Data records
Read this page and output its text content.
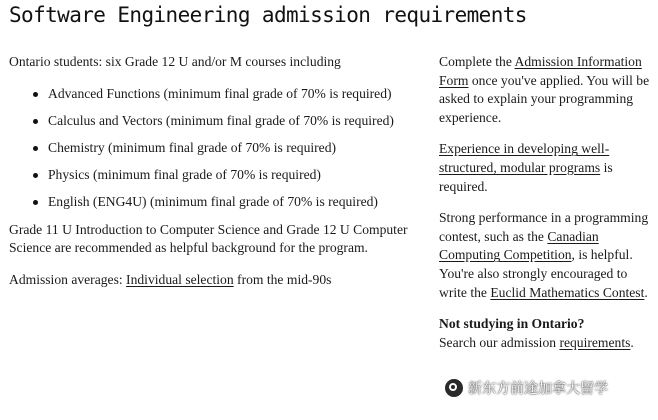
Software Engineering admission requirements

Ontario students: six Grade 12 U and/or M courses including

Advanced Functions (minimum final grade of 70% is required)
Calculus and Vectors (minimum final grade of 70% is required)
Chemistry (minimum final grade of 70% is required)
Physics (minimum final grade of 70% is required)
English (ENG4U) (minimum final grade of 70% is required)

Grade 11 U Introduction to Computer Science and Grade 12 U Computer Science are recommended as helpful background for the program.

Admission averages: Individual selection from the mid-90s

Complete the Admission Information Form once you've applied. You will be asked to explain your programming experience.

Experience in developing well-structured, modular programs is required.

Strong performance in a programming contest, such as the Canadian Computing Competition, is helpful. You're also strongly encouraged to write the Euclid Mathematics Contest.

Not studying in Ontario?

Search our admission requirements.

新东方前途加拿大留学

...

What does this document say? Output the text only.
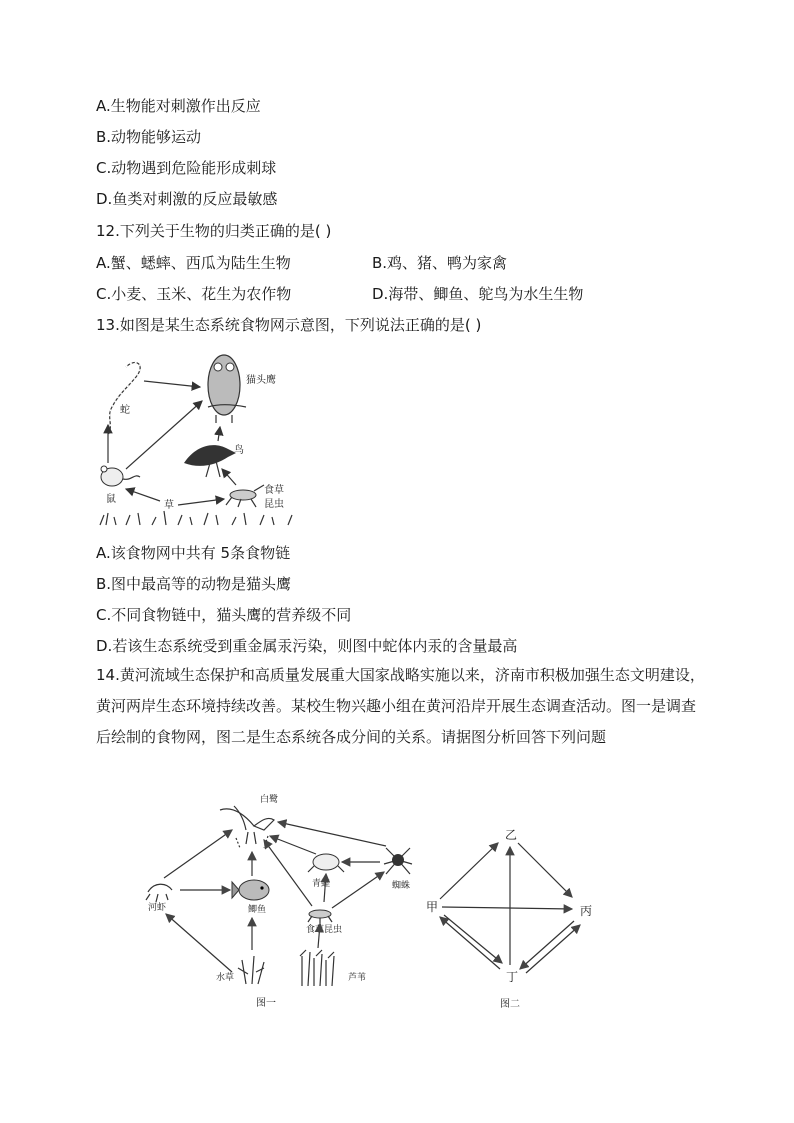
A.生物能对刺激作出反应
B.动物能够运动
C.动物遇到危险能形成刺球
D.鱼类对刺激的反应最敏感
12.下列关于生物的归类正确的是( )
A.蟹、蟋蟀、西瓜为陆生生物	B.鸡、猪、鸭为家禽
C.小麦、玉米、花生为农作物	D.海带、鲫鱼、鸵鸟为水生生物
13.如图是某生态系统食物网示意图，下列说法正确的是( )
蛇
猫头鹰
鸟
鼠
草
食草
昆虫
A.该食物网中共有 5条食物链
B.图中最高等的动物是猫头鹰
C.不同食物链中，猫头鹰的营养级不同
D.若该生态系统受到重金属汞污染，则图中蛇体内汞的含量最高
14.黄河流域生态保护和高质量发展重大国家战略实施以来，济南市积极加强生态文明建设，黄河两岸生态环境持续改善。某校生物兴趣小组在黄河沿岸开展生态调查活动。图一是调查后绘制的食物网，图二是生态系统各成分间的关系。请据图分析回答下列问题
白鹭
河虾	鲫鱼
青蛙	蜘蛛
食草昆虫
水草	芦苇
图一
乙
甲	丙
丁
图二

YOUR INSTRUCTIONS
Copy all lines above containing the string "final".

ANSWER TO THIS TASK
Advanced Functions (minimum final grade of 70% is required)
Calculus and Vectors (minimum final grade of 70% is required)
Chemistry (minimum final grade of 70% is required)
Physics (minimum final grade of 70% is required)
English (ENG4U) (minimum final grade of 70% is required)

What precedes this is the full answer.